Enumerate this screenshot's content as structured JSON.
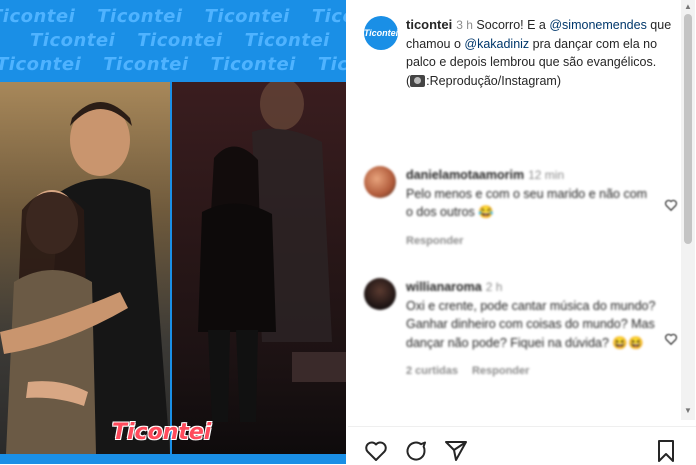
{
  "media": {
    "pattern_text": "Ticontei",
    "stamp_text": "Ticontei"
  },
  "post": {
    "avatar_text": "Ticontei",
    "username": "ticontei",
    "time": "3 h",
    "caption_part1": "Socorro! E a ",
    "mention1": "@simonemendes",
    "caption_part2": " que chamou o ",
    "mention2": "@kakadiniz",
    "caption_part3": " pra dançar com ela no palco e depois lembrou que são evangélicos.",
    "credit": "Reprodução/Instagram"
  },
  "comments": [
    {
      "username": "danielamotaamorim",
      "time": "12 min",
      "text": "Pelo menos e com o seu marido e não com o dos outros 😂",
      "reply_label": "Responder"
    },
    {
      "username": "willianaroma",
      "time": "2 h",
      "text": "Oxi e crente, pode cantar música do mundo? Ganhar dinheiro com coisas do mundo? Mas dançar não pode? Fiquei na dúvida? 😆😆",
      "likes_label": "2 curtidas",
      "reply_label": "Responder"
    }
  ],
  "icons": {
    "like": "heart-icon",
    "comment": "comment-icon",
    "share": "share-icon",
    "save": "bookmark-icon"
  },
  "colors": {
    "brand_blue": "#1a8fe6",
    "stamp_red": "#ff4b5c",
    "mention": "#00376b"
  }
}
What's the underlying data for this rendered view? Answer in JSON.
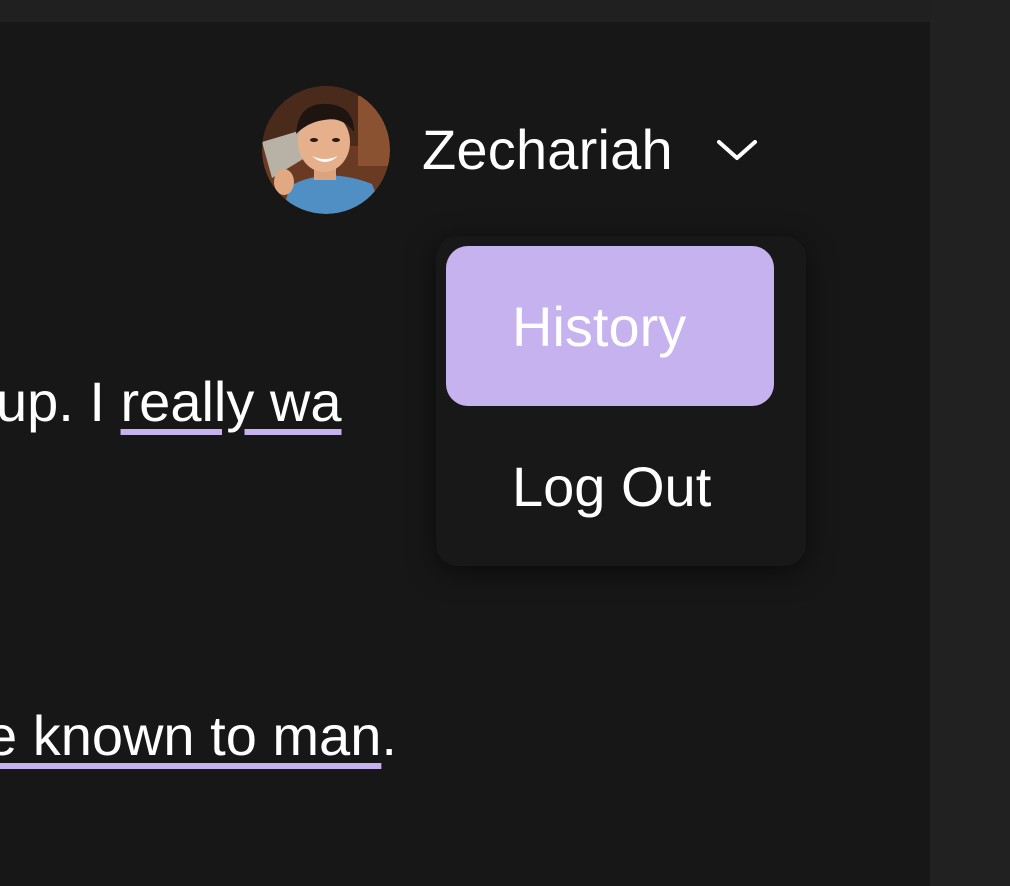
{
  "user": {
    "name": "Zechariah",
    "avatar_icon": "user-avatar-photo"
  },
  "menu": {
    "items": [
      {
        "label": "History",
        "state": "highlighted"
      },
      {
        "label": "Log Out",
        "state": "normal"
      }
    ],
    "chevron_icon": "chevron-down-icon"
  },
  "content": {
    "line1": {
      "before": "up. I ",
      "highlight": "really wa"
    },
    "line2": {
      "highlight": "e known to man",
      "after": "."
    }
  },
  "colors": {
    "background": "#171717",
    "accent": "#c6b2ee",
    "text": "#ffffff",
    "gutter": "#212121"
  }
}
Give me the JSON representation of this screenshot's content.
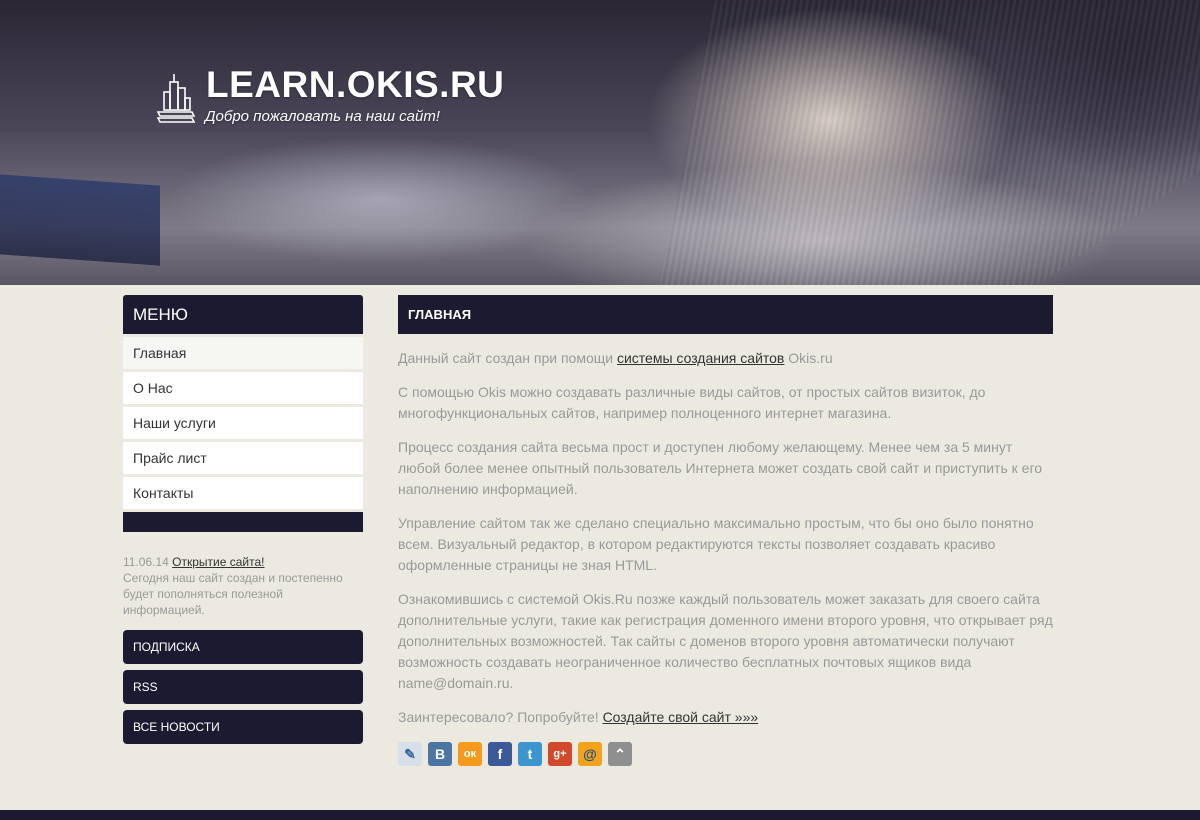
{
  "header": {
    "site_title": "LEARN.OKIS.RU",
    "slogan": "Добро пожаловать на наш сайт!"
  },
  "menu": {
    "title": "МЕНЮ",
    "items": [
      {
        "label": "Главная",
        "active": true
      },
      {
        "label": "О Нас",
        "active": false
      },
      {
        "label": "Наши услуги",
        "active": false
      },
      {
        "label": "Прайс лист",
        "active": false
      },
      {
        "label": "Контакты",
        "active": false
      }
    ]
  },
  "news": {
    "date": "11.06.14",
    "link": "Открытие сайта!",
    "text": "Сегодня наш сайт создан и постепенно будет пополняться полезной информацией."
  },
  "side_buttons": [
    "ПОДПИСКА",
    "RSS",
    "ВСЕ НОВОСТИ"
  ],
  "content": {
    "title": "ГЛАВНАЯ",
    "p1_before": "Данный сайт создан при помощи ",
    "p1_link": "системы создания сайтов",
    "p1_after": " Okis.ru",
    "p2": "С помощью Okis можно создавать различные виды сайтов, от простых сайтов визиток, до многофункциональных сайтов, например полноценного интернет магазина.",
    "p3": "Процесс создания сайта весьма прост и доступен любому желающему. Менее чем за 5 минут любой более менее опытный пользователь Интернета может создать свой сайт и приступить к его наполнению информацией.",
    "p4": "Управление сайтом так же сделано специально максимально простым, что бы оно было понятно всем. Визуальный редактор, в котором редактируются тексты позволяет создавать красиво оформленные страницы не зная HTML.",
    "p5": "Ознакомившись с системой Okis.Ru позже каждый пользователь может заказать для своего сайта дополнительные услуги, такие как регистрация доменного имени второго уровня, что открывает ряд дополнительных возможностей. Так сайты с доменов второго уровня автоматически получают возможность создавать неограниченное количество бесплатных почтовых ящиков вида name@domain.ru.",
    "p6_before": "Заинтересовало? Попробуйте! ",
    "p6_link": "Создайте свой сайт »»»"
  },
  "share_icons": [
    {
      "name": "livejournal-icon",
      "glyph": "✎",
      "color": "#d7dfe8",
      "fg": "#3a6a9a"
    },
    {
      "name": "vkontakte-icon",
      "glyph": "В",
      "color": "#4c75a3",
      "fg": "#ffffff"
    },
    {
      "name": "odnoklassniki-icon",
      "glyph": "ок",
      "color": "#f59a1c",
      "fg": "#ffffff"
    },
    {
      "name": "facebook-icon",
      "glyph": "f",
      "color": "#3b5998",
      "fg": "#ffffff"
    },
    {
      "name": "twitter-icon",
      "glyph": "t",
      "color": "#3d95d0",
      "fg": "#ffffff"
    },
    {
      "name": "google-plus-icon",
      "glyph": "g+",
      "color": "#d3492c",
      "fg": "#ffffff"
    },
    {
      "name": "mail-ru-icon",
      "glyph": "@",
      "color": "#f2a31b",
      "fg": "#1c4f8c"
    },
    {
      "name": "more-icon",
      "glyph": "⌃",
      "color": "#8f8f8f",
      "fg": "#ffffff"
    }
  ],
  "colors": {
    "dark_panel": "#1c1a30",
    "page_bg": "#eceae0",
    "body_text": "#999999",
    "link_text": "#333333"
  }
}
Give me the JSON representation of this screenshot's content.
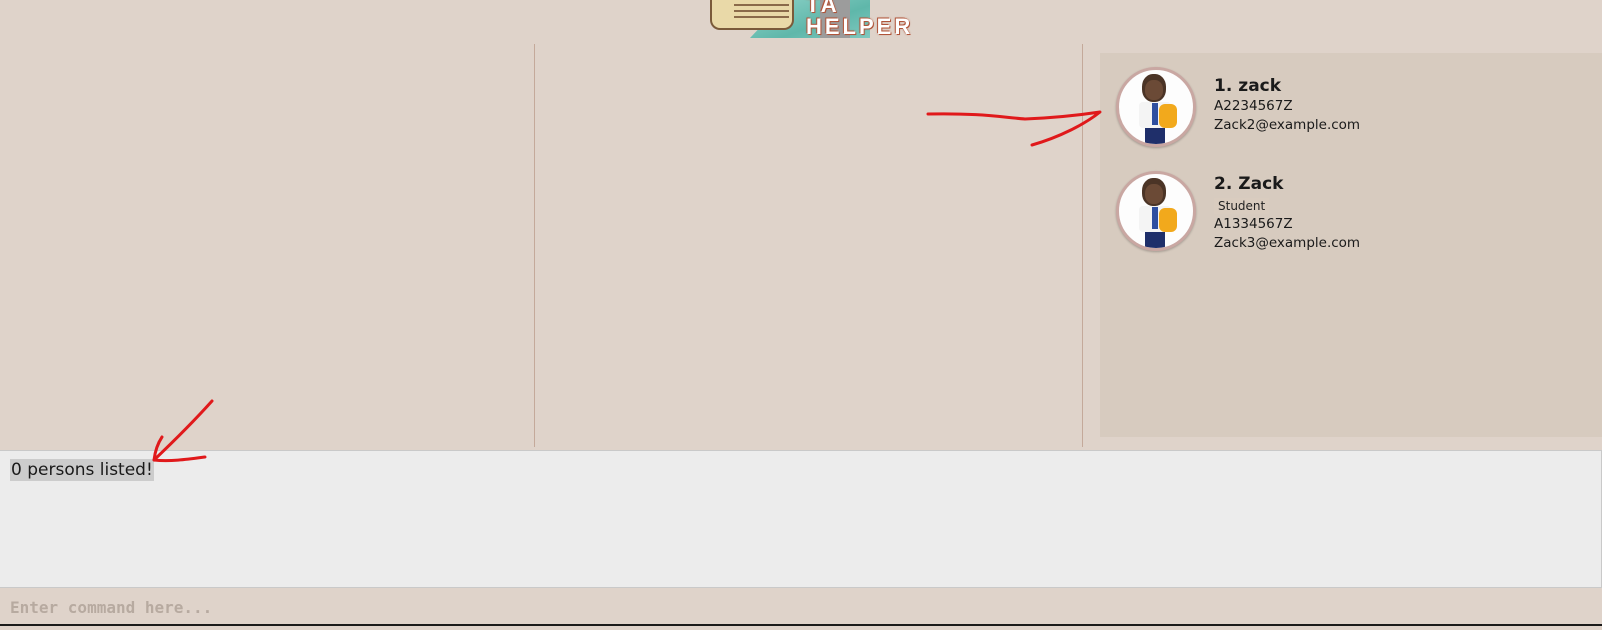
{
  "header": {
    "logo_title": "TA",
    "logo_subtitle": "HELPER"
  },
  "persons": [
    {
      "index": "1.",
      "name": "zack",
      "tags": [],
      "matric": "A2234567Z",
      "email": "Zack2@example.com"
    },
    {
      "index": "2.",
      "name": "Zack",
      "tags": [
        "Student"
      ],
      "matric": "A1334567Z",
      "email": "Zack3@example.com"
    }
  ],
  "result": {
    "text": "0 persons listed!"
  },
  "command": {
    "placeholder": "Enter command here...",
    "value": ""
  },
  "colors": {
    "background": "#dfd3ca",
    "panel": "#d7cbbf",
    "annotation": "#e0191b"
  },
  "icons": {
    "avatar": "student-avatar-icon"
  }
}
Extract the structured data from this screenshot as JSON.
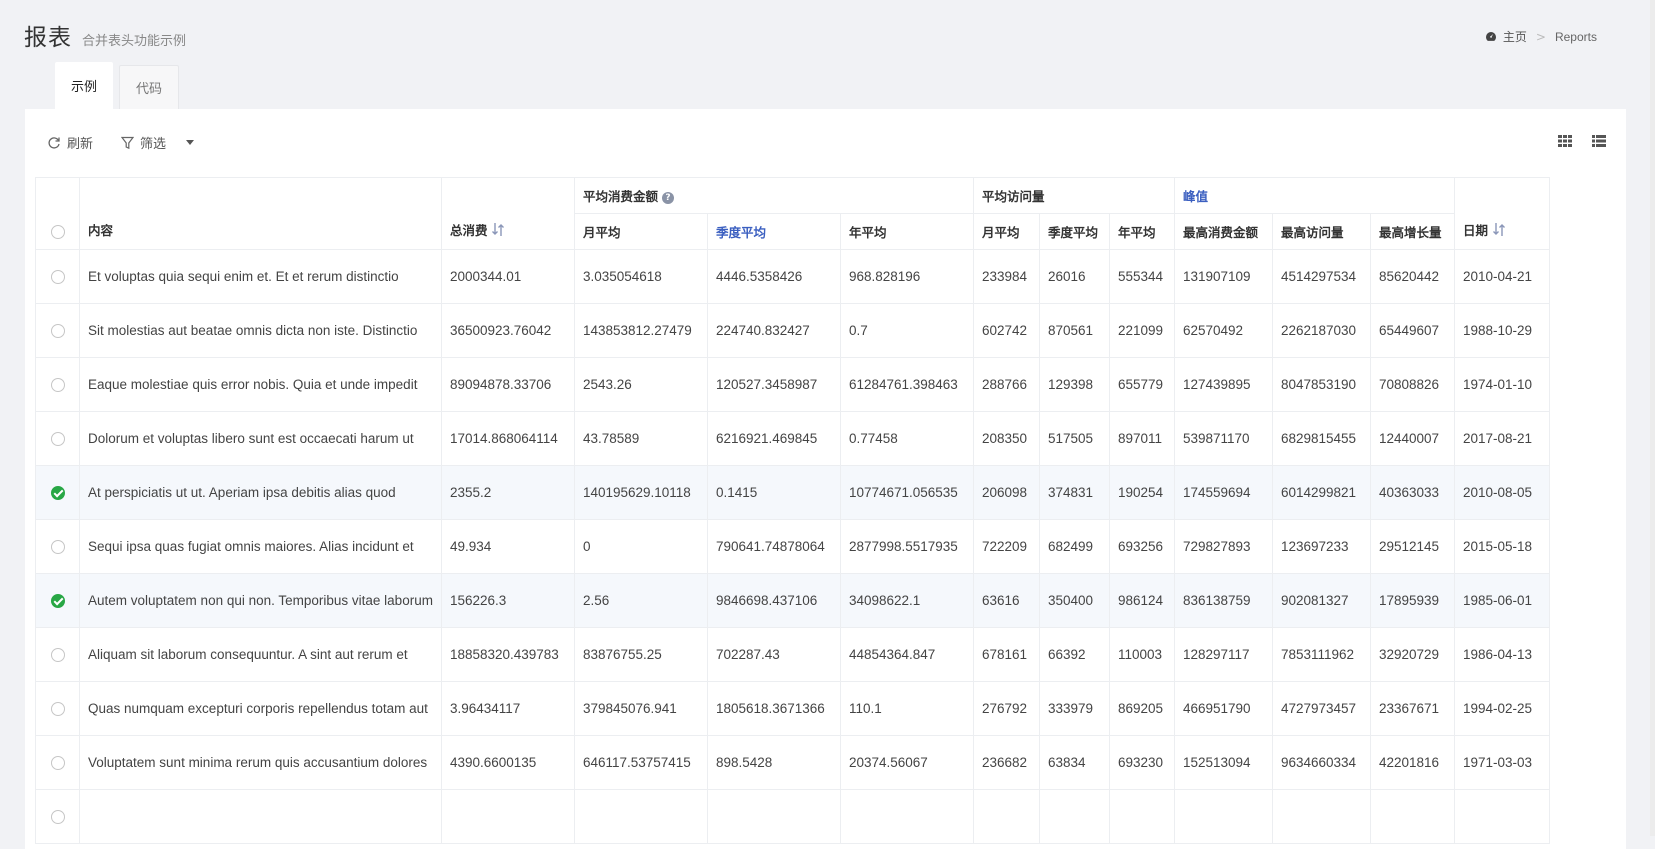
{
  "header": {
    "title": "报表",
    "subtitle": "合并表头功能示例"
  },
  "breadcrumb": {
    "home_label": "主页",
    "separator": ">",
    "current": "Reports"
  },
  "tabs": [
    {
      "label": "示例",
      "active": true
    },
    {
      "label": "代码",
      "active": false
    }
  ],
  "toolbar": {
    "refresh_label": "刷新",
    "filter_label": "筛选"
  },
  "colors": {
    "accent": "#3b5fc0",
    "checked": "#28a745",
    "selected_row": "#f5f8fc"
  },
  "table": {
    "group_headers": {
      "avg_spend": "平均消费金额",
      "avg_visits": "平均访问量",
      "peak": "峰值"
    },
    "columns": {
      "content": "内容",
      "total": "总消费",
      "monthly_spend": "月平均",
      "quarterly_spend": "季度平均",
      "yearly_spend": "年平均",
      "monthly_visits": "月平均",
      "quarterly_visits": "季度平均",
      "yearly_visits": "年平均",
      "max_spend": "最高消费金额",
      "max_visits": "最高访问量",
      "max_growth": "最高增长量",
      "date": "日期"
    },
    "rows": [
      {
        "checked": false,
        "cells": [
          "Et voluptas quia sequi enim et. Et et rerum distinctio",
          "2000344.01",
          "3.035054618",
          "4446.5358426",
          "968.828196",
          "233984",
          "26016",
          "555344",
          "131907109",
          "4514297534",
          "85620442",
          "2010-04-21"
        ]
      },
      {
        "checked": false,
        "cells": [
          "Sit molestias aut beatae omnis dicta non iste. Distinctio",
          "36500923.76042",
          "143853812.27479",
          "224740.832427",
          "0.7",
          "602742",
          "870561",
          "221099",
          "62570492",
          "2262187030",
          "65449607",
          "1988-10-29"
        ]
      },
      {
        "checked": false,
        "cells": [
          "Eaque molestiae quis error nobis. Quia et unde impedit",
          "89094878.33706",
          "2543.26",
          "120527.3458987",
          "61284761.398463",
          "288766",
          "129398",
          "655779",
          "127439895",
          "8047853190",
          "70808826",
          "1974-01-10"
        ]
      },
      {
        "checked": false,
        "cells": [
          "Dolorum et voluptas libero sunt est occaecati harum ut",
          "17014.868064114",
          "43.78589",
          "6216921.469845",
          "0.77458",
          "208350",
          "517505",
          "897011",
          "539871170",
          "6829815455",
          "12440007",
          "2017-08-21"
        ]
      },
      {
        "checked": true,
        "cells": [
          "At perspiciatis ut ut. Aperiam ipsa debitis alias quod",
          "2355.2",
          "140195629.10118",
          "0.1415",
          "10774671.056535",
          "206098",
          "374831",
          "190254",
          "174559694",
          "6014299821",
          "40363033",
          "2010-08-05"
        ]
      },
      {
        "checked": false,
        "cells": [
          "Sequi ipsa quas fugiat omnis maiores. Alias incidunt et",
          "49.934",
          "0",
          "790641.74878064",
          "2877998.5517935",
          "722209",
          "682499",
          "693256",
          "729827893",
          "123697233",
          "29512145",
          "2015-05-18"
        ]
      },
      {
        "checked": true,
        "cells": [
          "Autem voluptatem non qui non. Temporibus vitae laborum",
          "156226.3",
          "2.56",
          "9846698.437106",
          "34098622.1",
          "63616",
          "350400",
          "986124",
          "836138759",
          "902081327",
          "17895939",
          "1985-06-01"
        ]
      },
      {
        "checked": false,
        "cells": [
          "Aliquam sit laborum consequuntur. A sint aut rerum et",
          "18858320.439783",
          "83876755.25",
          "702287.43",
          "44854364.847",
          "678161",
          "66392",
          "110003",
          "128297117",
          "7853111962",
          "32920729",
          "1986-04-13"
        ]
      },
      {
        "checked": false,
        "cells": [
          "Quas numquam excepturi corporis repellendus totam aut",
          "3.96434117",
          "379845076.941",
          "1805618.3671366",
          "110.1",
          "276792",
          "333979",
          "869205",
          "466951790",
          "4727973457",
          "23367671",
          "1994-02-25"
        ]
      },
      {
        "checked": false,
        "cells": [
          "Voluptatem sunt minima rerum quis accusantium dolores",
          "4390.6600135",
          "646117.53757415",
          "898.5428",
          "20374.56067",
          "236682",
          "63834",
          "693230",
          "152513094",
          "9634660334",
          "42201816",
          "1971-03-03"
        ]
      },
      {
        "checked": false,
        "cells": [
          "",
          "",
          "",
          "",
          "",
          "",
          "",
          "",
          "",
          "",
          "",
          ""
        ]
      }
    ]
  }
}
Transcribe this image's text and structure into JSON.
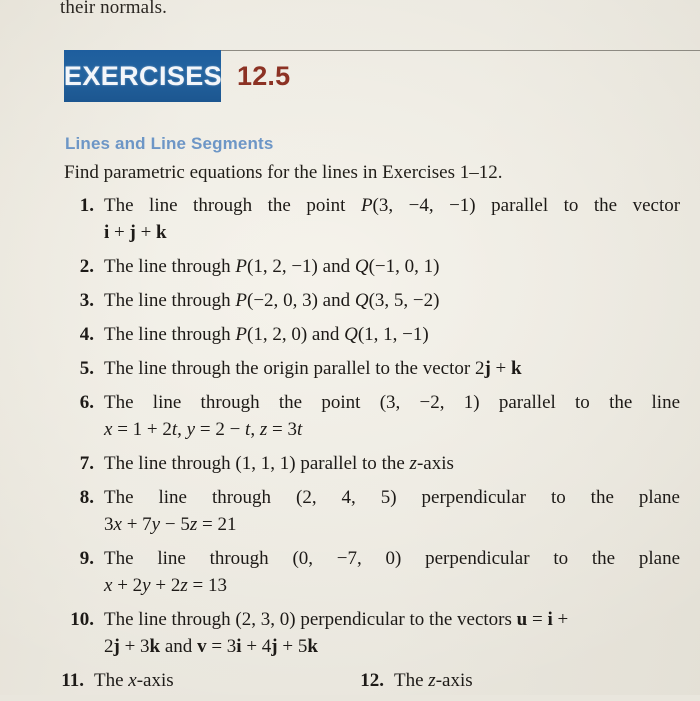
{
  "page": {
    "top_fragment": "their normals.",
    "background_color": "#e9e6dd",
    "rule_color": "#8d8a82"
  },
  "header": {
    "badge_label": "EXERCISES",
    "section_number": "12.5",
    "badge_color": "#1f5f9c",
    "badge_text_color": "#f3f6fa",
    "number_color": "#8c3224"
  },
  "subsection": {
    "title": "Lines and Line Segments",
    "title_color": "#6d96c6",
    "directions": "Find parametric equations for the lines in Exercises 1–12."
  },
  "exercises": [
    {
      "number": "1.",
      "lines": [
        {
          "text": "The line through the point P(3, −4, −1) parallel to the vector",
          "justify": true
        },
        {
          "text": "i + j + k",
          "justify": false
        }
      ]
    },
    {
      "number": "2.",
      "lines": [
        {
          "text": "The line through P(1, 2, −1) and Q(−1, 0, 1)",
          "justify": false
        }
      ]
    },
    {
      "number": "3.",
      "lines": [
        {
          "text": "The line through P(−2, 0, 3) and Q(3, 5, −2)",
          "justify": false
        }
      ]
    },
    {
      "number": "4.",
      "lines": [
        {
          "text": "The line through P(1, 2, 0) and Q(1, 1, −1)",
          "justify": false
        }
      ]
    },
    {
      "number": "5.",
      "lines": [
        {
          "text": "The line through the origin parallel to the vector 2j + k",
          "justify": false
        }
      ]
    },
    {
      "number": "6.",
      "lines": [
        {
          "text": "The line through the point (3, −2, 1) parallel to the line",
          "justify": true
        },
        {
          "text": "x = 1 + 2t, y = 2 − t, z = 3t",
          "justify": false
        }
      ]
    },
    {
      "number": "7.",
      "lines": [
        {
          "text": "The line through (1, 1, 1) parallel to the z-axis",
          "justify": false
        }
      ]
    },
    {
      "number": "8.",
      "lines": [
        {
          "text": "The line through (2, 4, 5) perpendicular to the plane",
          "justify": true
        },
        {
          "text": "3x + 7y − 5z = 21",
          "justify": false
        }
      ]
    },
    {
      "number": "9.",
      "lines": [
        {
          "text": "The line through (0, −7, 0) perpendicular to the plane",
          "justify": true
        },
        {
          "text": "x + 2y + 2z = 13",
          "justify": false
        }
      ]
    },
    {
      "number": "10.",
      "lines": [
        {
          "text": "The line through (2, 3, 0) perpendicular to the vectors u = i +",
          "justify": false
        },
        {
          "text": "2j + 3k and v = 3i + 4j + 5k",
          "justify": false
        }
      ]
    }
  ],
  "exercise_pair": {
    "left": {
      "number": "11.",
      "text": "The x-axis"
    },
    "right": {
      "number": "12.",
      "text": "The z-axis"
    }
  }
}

--- --- ---

Locate the word "through" in the data above. Copy every line carrying it.

◆ Solution for this task ◆
          "text": "The line through the point P(3, −4, −1) parallel to the vector",
          "text": "The line through P(1, 2, −1) and Q(−1, 0, 1)",
          "text": "The line through P(−2, 0, 3) and Q(3, 5, −2)",
          "text": "The line through P(1, 2, 0) and Q(1, 1, −1)",
          "text": "The line through the origin parallel to the vector 2j + k",
          "text": "The line through the point (3, −2, 1) parallel to the line",
          "text": "The line through (1, 1, 1) parallel to the z-axis",
          "text": "The line through (2, 4, 5) perpendicular to the plane",
          "text": "The line through (0, −7, 0) perpendicular to the plane",
          "text": "The line through (2, 3, 0) perpendicular to the vectors u = i +",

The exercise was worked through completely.